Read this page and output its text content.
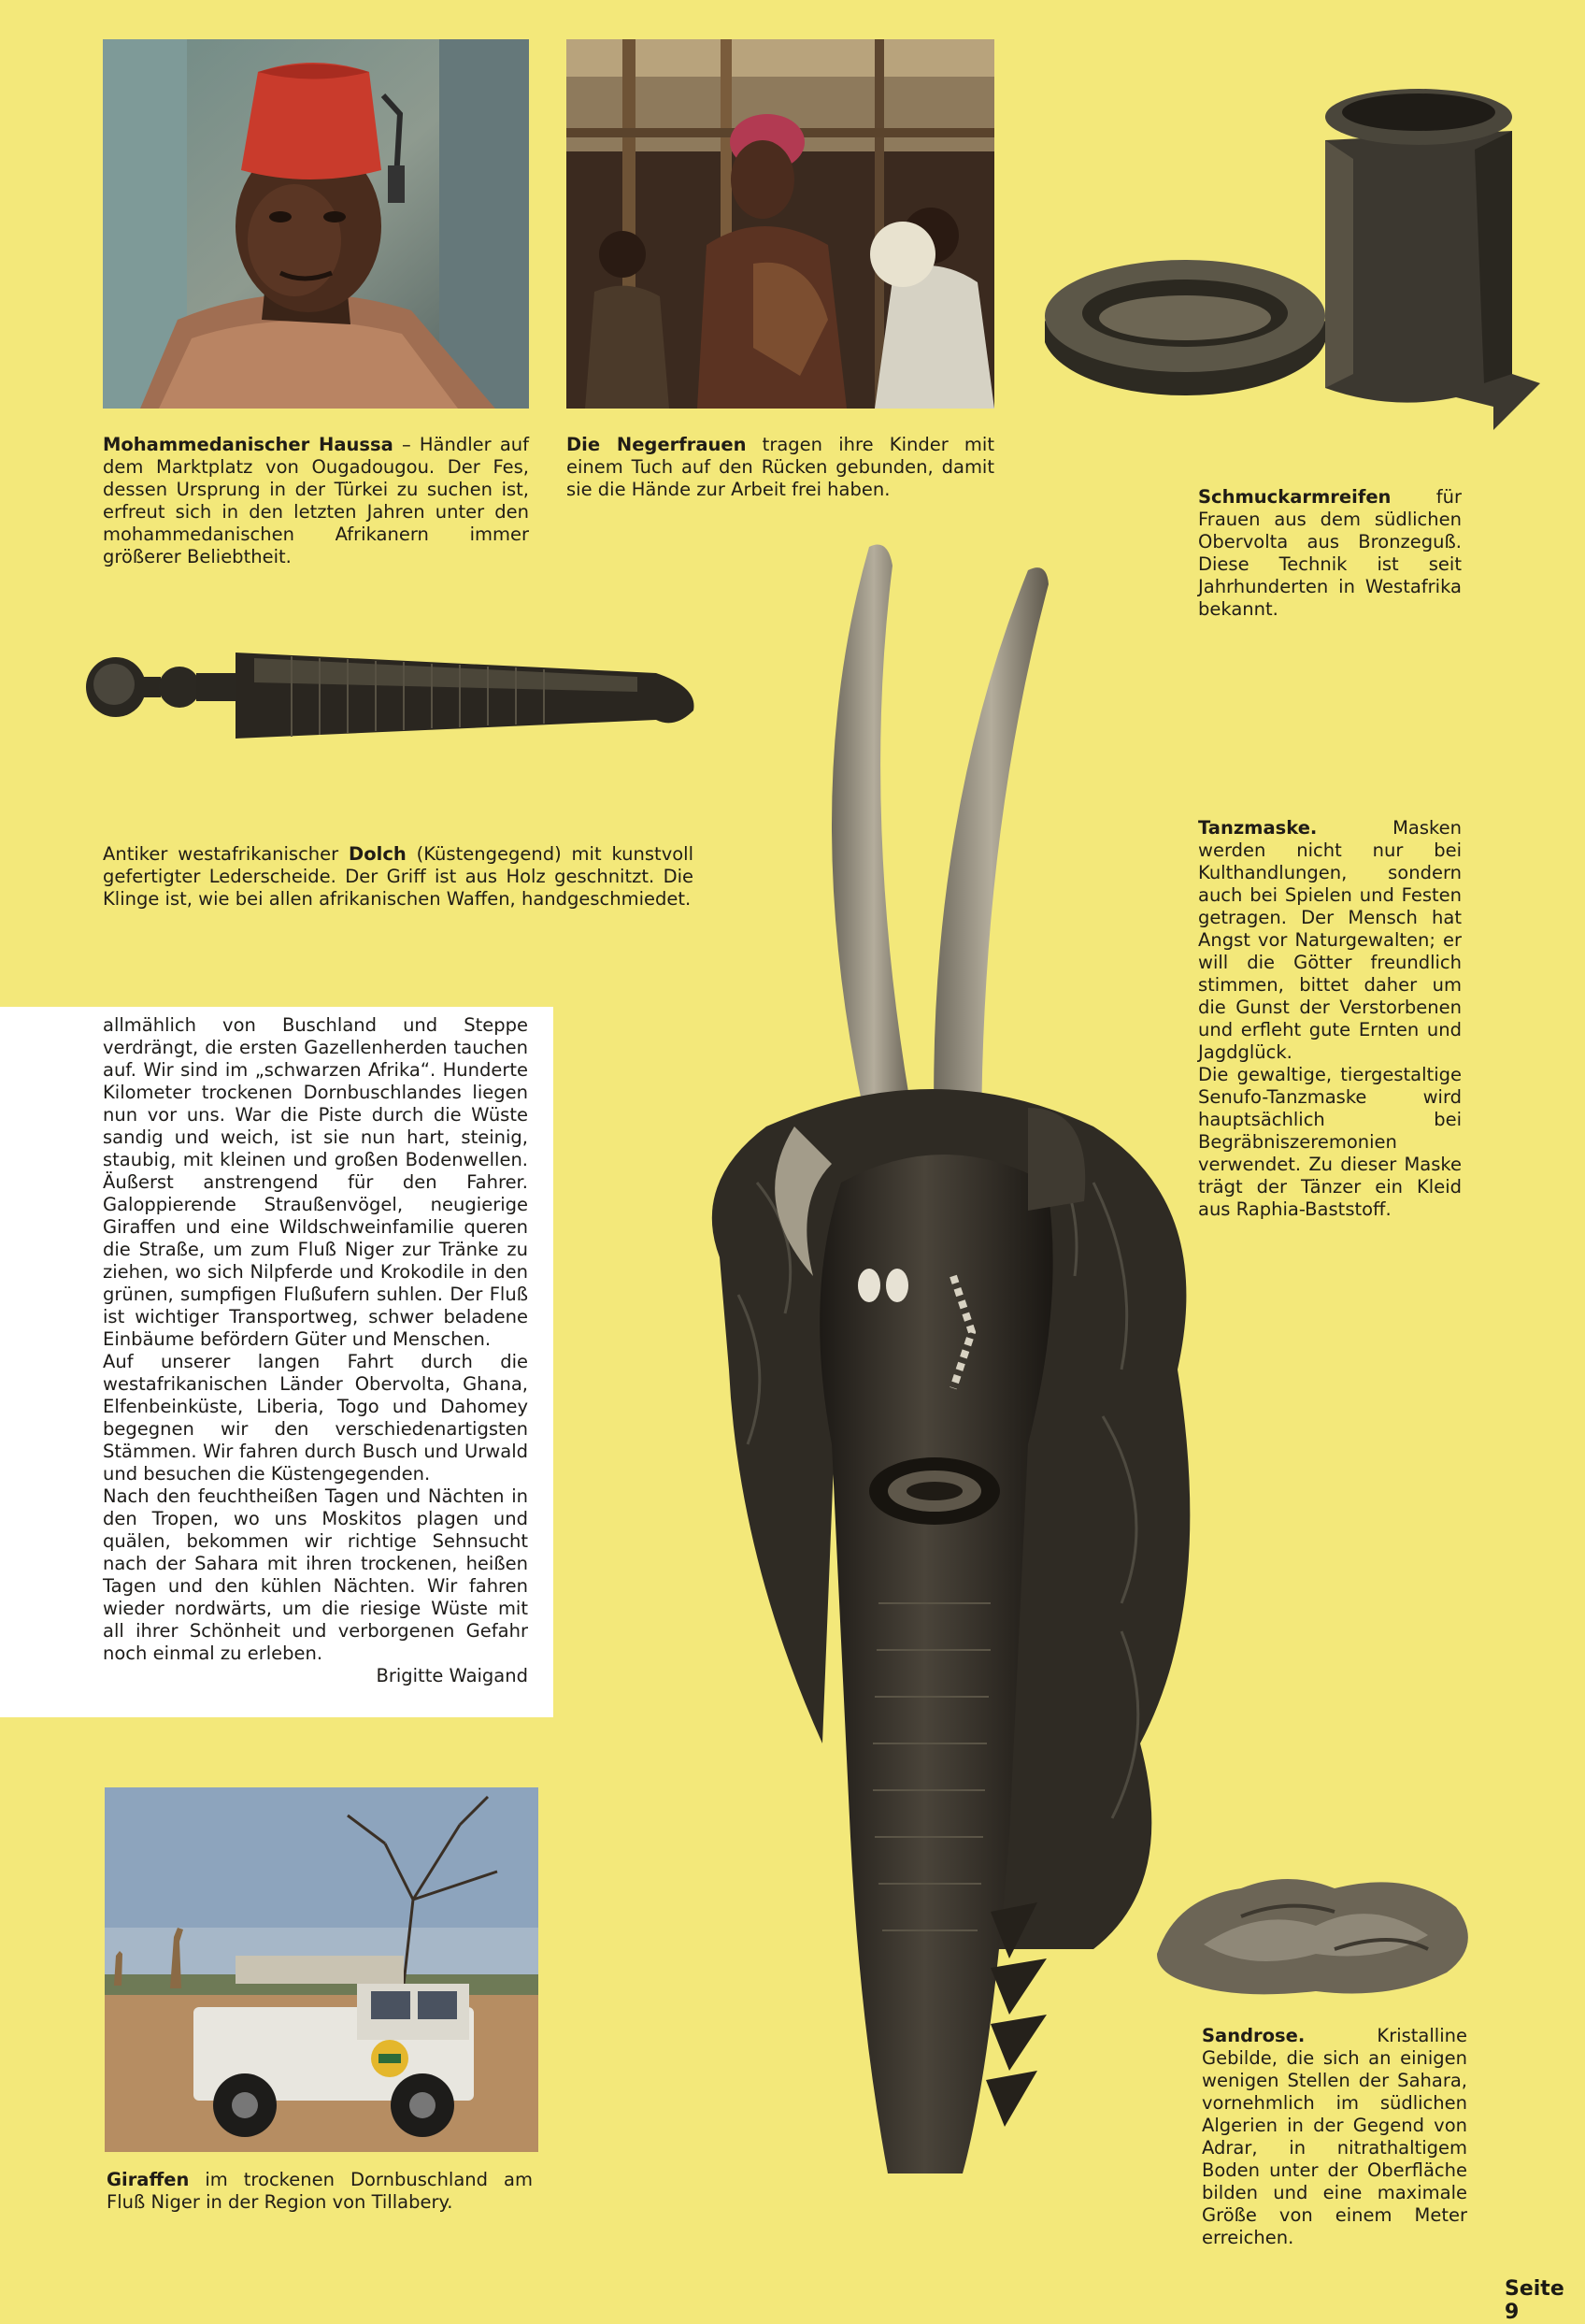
Mohammedanischer Haussa – Händler auf dem Marktplatz von Ougadougou. Der Fes, dessen Ursprung in der Türkei zu suchen ist, erfreut sich in den letzten Jahren unter den mohammedanischen Afrikanern immer größerer Beliebtheit.
Die Negerfrauen tragen ihre Kinder mit einem Tuch auf den Rücken gebunden, damit sie die Hände zur Arbeit frei haben.	Schmuckarmreifen für Frauen aus dem südlichen Obervolta aus Bronzeguß. Diese Technik ist seit Jahrhunderten in Westafrika bekannt.
Antiker westafrikanischer Dolch (Küstengegend) mit kunstvoll gefertigter Lederscheide. Der Griff ist aus Holz geschnitzt. Die Klinge ist, wie bei allen afrikanischen Waffen, handgeschmiedet.
Tanzmaske. Masken werden nicht nur bei Kulthandlungen, sondern auch bei Spielen und Festen getragen. Der Mensch hat Angst vor Naturgewalten; er will die Götter freundlich stimmen, bittet daher um die Gunst der Verstorbenen und erfleht gute Ernten und Jagdglück.
Die gewaltige, tiergestaltige Senufo-Tanzmaske wird hauptsächlich bei Begräbniszeremonien verwendet. Zu dieser Maske trägt der Tänzer ein Kleid aus Raphia-Baststoff.
allmählich von Buschland und Steppe verdrängt, die ersten Gazellenherden tauchen auf. Wir sind im „schwarzen Afrika“. Hunderte Kilometer trockenen Dornbuschlandes liegen nun vor uns. War die Piste durch die Wüste sandig und weich, ist sie nun hart, steinig, staubig, mit kleinen und großen Bodenwellen. Äußerst anstrengend für den Fahrer. Galoppierende Straußenvögel, neugierige Giraffen und eine Wildschweinfamilie queren die Straße, um zum Fluß Niger zur Tränke zu ziehen, wo sich Nilpferde und Krokodile in den grünen, sumpfigen Flußufern suhlen. Der Fluß ist wichtiger Transportweg, schwer beladene Einbäume befördern Güter und Menschen.
Auf unserer langen Fahrt durch die westafrikanischen Länder Obervolta, Ghana, Elfenbeinküste, Liberia, Togo und Dahomey begegnen wir den verschiedenartigsten Stämmen. Wir fahren durch Busch und Urwald und besuchen die Küstengegenden.
Nach den feuchtheißen Tagen und Nächten in den Tropen, wo uns Moskitos plagen und quälen, bekommen wir richtige Sehnsucht nach der Sahara mit ihren trockenen, heißen Tagen und den kühlen Nächten. Wir fahren wieder nordwärts, um die riesige Wüste mit all ihrer Schönheit und verborgenen Gefahr noch einmal zu erleben.
Brigitte Waigand
Sandrose. Kristalline Gebilde, die sich an einigen wenigen Stellen der Sahara, vornehmlich im südlichen Algerien in der Gegend von Adrar, in nitrathaltigem Boden unter der Oberfläche bilden und eine maximale Größe von einem Meter erreichen.
Giraffen im trockenen Dornbuschland am Fluß Niger in der Region von Tillabery.
Seite 9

==================================================

PROBLEM REQUIREMENTS
Quote all the lines above exactly as given. Do not include the pictures.

OUTPUT
Read this page and output its text content.
Mohammedanischer Haussa – Händler auf dem Marktplatz von Ougadougou. Der Fes, dessen Ursprung in der Türkei zu suchen ist, erfreut sich in den letzten Jahren unter den mohammedanischen Afrikanern immer größerer Beliebtheit.
Die Negerfrauen tragen ihre Kinder mit einem Tuch auf den Rücken gebunden, damit sie die Hände zur Arbeit frei haben.	Schmuckarmreifen für Frauen aus dem südlichen Obervolta aus Bronzeguß. Diese Technik ist seit Jahrhunderten in Westafrika bekannt.
Antiker westafrikanischer Dolch (Küstengegend) mit kunstvoll gefertigter Lederscheide. Der Griff ist aus Holz geschnitzt. Die Klinge ist, wie bei allen afrikanischen Waffen, handgeschmiedet.
Tanzmaske. Masken werden nicht nur bei Kulthandlungen, sondern auch bei Spielen und Festen getragen. Der Mensch hat Angst vor Naturgewalten; er will die Götter freundlich stimmen, bittet daher um die Gunst der Verstorbenen und erfleht gute Ernten und Jagdglück.
Die gewaltige, tiergestaltige Senufo-Tanzmaske wird hauptsächlich bei Begräbniszeremonien verwendet. Zu dieser Maske trägt der Tänzer ein Kleid aus Raphia-Baststoff.
allmählich von Buschland und Steppe verdrängt, die ersten Gazellenherden tauchen auf. Wir sind im „schwarzen Afrika“. Hunderte Kilometer trockenen Dornbuschlandes liegen nun vor uns. War die Piste durch die Wüste sandig und weich, ist sie nun hart, steinig, staubig, mit kleinen und großen Bodenwellen. Äußerst anstrengend für den Fahrer. Galoppierende Straußenvögel, neugierige Giraffen und eine Wildschweinfamilie queren die Straße, um zum Fluß Niger zur Tränke zu ziehen, wo sich Nilpferde und Krokodile in den grünen, sumpfigen Flußufern suhlen. Der Fluß ist wichtiger Transportweg, schwer beladene Einbäume befördern Güter und Menschen.
Auf unserer langen Fahrt durch die westafrikanischen Länder Obervolta, Ghana, Elfenbeinküste, Liberia, Togo und Dahomey begegnen wir den verschiedenartigsten Stämmen. Wir fahren durch Busch und Urwald und besuchen die Küstengegenden.
Nach den feuchtheißen Tagen und Nächten in den Tropen, wo uns Moskitos plagen und quälen, bekommen wir richtige Sehnsucht nach der Sahara mit ihren trockenen, heißen Tagen und den kühlen Nächten. Wir fahren wieder nordwärts, um die riesige Wüste mit all ihrer Schönheit und verborgenen Gefahr noch einmal zu erleben.
Brigitte Waigand
Sandrose. Kristalline Gebilde, die sich an einigen wenigen Stellen der Sahara, vornehmlich im südlichen Algerien in der Gegend von Adrar, in nitrathaltigem Boden unter der Oberfläche bilden und eine maximale Größe von einem Meter erreichen.
Giraffen im trockenen Dornbuschland am Fluß Niger in der Region von Tillabery.
Seite 9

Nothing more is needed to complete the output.